#### Data for processing:
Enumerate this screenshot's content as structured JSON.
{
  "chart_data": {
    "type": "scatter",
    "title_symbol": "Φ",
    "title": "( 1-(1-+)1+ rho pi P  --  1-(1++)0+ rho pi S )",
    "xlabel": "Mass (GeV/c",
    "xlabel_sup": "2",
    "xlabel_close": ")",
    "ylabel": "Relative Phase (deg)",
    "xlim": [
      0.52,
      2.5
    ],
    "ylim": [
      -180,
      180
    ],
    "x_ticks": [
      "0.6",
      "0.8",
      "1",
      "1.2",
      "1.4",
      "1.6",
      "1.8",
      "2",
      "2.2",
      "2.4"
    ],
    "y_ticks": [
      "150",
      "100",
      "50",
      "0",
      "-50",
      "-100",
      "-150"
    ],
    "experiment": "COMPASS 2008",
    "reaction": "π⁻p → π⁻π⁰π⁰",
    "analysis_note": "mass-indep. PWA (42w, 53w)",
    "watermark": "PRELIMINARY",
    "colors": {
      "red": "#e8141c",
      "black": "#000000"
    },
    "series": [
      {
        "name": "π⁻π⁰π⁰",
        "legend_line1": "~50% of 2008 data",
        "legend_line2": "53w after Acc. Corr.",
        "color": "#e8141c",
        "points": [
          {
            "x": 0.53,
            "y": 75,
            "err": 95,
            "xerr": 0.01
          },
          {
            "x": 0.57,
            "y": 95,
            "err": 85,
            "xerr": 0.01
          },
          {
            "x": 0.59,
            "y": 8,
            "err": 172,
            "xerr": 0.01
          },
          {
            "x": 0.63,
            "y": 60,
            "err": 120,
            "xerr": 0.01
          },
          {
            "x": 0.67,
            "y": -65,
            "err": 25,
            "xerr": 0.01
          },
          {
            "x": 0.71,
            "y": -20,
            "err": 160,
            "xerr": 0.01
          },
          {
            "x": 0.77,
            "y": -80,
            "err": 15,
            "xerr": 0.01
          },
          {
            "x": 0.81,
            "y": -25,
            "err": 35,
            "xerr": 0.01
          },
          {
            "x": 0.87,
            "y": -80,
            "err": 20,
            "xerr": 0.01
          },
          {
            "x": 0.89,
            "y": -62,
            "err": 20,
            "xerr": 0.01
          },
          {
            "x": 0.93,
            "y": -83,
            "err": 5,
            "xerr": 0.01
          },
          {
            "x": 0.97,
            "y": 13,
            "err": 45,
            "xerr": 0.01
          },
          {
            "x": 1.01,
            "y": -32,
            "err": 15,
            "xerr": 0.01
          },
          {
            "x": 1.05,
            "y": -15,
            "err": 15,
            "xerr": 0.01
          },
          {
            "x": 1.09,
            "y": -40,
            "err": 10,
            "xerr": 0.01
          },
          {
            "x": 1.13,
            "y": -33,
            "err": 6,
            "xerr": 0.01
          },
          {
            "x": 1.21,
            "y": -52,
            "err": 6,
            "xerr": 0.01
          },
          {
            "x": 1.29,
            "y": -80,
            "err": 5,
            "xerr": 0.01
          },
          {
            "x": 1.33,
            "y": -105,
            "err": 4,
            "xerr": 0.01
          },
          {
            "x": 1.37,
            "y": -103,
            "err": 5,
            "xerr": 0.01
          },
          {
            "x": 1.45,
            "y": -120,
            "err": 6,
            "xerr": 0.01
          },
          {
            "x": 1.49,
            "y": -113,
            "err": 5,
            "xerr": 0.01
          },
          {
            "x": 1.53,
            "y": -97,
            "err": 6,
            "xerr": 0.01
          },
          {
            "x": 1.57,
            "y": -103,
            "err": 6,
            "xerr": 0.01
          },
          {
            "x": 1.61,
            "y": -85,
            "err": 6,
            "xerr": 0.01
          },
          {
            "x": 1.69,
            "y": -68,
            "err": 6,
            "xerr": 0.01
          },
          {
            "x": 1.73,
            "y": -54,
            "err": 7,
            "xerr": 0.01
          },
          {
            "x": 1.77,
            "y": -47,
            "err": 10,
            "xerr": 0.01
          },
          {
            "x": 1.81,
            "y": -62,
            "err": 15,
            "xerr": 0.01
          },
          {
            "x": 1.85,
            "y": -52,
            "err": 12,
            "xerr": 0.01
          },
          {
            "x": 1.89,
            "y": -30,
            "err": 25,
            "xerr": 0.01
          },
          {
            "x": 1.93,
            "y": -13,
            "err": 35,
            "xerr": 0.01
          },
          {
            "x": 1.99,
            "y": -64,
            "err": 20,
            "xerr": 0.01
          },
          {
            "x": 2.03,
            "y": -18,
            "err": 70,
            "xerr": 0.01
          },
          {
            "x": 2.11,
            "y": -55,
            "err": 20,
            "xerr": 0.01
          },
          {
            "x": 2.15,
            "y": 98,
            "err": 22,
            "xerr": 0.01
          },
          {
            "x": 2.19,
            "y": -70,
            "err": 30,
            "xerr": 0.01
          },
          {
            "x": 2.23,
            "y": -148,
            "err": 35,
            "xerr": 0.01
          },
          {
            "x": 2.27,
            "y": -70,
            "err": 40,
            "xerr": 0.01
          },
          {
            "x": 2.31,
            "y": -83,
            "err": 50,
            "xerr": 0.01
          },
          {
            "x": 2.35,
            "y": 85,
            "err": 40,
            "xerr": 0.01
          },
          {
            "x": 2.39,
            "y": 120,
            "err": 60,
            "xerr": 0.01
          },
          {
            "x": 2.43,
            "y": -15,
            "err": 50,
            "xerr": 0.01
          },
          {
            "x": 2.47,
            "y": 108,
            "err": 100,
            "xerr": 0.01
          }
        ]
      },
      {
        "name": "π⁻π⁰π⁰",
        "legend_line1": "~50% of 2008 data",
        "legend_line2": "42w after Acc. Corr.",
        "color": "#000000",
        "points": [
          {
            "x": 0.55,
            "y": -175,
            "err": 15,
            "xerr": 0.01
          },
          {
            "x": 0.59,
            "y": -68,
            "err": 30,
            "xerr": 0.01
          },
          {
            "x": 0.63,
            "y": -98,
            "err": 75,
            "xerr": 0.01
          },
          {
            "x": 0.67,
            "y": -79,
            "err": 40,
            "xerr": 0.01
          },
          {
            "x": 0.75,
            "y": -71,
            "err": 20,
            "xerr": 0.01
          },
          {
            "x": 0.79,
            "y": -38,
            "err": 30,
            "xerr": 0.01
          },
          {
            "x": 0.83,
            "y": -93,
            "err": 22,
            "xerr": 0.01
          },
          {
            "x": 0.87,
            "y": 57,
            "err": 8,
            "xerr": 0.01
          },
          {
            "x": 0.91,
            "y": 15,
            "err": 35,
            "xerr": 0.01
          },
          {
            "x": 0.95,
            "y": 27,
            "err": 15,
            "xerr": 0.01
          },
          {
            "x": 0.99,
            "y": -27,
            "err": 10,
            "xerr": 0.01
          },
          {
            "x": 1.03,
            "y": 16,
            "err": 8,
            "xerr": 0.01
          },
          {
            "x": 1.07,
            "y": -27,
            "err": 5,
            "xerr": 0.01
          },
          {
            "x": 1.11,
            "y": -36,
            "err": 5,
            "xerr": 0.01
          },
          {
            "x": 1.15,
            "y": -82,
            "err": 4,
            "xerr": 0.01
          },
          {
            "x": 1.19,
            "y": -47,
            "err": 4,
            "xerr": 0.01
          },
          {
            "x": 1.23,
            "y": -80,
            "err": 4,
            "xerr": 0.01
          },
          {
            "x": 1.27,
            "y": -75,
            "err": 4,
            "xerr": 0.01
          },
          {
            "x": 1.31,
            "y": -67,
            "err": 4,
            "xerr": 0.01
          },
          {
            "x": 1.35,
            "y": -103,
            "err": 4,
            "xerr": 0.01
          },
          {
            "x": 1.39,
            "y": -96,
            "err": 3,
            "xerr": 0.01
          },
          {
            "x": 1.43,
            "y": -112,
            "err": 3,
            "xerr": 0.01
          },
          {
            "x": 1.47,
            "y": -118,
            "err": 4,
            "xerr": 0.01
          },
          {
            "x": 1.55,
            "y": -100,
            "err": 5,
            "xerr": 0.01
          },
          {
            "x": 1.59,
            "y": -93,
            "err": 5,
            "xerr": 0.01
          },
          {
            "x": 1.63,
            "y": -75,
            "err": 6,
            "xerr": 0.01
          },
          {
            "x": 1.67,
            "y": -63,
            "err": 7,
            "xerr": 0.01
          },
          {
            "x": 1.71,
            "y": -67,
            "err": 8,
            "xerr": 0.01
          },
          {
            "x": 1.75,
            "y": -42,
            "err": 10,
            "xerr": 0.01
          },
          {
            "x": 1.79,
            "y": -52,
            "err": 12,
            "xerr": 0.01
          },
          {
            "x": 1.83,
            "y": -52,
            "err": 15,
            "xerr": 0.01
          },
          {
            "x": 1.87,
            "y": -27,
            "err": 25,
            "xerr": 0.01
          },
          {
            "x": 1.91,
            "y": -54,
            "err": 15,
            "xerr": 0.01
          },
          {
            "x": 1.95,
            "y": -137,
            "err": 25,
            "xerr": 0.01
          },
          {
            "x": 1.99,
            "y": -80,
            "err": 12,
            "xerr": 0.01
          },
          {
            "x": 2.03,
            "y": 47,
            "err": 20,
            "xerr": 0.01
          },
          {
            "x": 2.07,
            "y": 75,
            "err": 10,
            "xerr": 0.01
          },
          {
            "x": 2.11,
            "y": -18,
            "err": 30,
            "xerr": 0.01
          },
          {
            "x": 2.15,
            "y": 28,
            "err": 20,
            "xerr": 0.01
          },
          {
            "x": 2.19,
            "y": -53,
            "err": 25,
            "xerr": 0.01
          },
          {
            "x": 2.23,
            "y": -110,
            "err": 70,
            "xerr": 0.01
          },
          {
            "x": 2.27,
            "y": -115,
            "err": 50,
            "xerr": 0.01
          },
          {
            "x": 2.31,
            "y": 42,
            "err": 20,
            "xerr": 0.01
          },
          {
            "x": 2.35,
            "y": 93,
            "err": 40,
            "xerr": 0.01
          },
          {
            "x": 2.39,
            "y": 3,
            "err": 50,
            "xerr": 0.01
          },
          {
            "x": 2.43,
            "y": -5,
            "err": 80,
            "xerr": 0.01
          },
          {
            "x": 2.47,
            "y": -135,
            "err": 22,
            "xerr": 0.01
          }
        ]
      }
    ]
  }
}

#### Given request:
Give the number of lines that hold the word "Corr" in these records, with nothing added.

#### The output:
2